# PASSAGE GIVEN
## BEGIN
Home > Cloud, VMware > Why VMware vCloud Director isn’t for today’s private cloud.

Why VMware vCloud Director isn’t for today’s private cloud.

June 3rd, 2011

Recently I’ve been looking further into what the “cloud” means and how cloud computing should be understood and if/how it should be aligned with IT strategy. No cloud discussion is brief so bear with me!

“Cloud” is obviously the IT buzz word of the moment and as a buzz word carries with it positives and negatives.

Having a simple word like cloud is good for IT in a way that it brings with it a fresh new way of thinking about how IT is delivered forcing companies to re-evaluate the way they do IT which drives innovation.

Unfortunately with such a broad, difficult to define concept it becomes very difficult for companies to effectively understand and plan a cloud strategy when there are as many definitions of what the cloud is as there are products.

Companies and cloud thinking

My thinking has been about how companies which have been traditional IT consumers look at the cloud. These companies typically have their own datacenters where they run their own servers / networking / storage. The majority of their IT is internal to the company. Yes they may have an external facing website which may talk to internal systems but in reality most of the IT they have is to support internal systems, be it email, file & print, HR, Finance, Sales, Risk, CRM, applications with associated databases, storage etc. These systems may run on physical or preferably virtual kit.

C*Os (pick any from CEO, CIO, CFO) are reading about cloud computing and being told by management consultants, vendors, trade journals, the news, IT staff etc. that cloud computing is the next (current) big thing and they are thinking if we don’t jump on this train now we’re going to be left behind.
## END
Answer these from the post on private cloud:
1. On what date was the post written?
2. Where do traditional IT consumer companies typically run their own servers, networking and storage?
3. Which three titles does the post give as examples of C*Os?

# DATA EXTRACT
## BEGIN
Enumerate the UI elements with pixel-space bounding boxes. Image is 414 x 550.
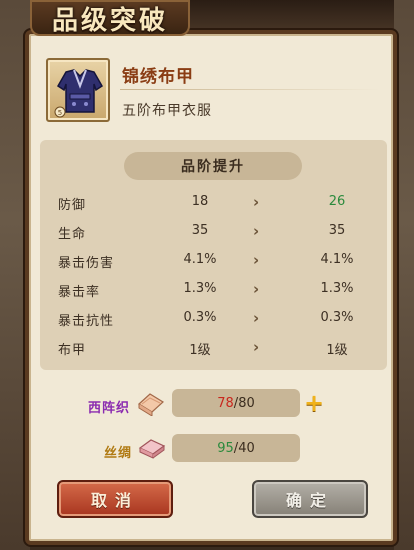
## END
# OUTPUT BELOW
1. June 3rd, 2011
2. In their own datacenters
3. CEO, CIO and CFO